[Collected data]
********
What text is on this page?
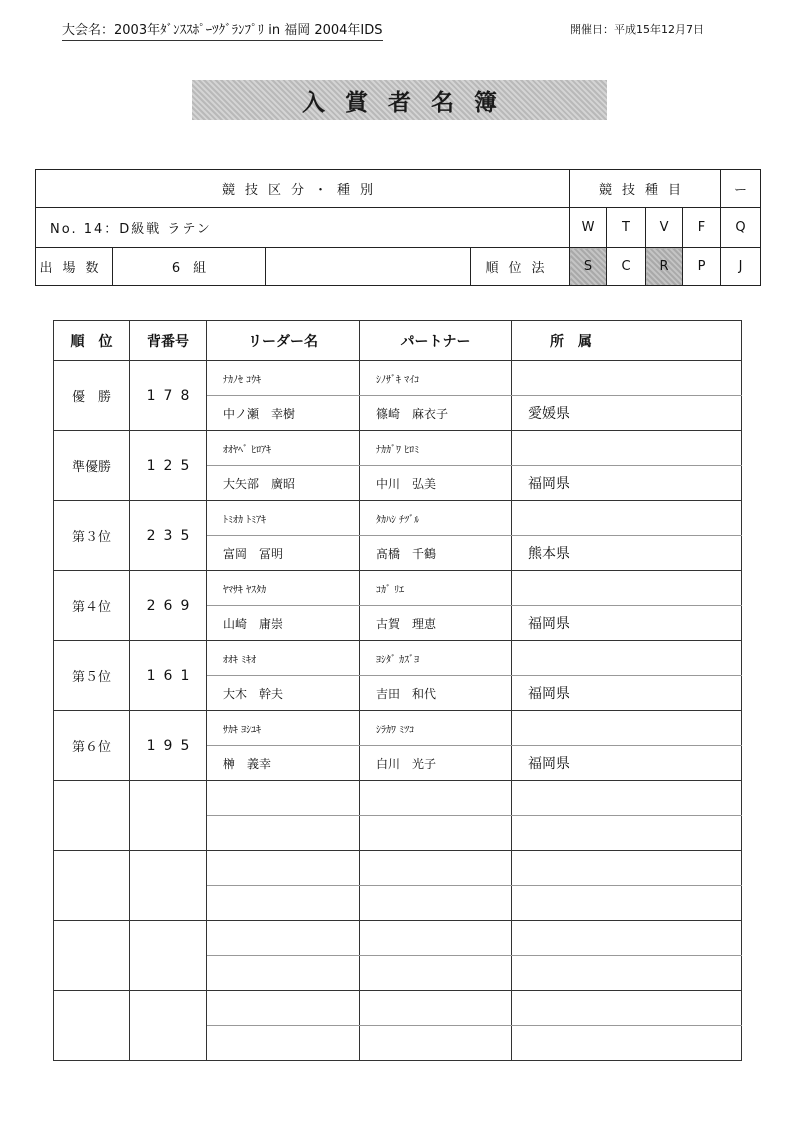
大会名：2003年ﾀﾞﾝｽｽﾎﾟｰﾂｸﾞﾗﾝﾌﾟﾘ in 福岡 2004年IDS	開催日：平成15年12月7日
入賞者名簿
競技区分・種別				競技種目				ー
No. 14：D級戦 ラテン				W	T	V	F	Q
出場数	6　組		順位法	S	C	R	P	J
順　位	背番号	リーダー名	パートナー	所　属
優　勝	178	ﾅｶﾉｾ ｺｳｷ	ｼﾉｻﾞｷ ﾏｲｺ	
		中ノ瀬　幸樹	篠崎　麻衣子	愛媛県
準優勝	125	ｵｵﾔﾍﾞ ﾋﾛｱｷ	ﾅｶｶﾞﾜ ﾋﾛﾐ	
		大矢部　廣昭	中川　弘美	福岡県
第３位	235	ﾄﾐｵｶ ﾄﾐｱｷ	ﾀｶﾊｼ ﾁﾂﾞﾙ	
		富岡　冨明	髙橋　千鶴	熊本県
第４位	269	ﾔﾏｻｷ ﾔｽﾀｶ	ｺｶﾞ ﾘｴ	
		山崎　庸崇	古賀　理恵	福岡県
第５位	161	ｵｵｷ ﾐｷｵ	ﾖｼﾀﾞ ｶｽﾞﾖ	
		大木　幹夫	吉田　和代	福岡県
第６位	195	ｻｶｷ ﾖｼﾕｷ	ｼﾗｶﾜ ﾐﾂｺ	
		榊　義幸	白川　光子	福岡県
********
Without the pictures, restate all the entries above exactly.

What text is on this page?
大会名：2003年ﾀﾞﾝｽｽﾎﾟｰﾂｸﾞﾗﾝﾌﾟﾘ in 福岡 2004年IDS	開催日：平成15年12月7日
入賞者名簿
競技区分・種別				競技種目				ー
No. 14：D級戦 ラテン				W	T	V	F	Q
出場数	6　組		順位法	S	C	R	P	J
順　位	背番号	リーダー名	パートナー	所　属
優　勝	178	ﾅｶﾉｾ ｺｳｷ	ｼﾉｻﾞｷ ﾏｲｺ	
		中ノ瀬　幸樹	篠崎　麻衣子	愛媛県
準優勝	125	ｵｵﾔﾍﾞ ﾋﾛｱｷ	ﾅｶｶﾞﾜ ﾋﾛﾐ	
		大矢部　廣昭	中川　弘美	福岡県
第３位	235	ﾄﾐｵｶ ﾄﾐｱｷ	ﾀｶﾊｼ ﾁﾂﾞﾙ	
		富岡　冨明	髙橋　千鶴	熊本県
第４位	269	ﾔﾏｻｷ ﾔｽﾀｶ	ｺｶﾞ ﾘｴ	
		山崎　庸崇	古賀　理恵	福岡県
第５位	161	ｵｵｷ ﾐｷｵ	ﾖｼﾀﾞ ｶｽﾞﾖ	
		大木　幹夫	吉田　和代	福岡県
第６位	195	ｻｶｷ ﾖｼﾕｷ	ｼﾗｶﾜ ﾐﾂｺ	
		榊　義幸	白川　光子	福岡県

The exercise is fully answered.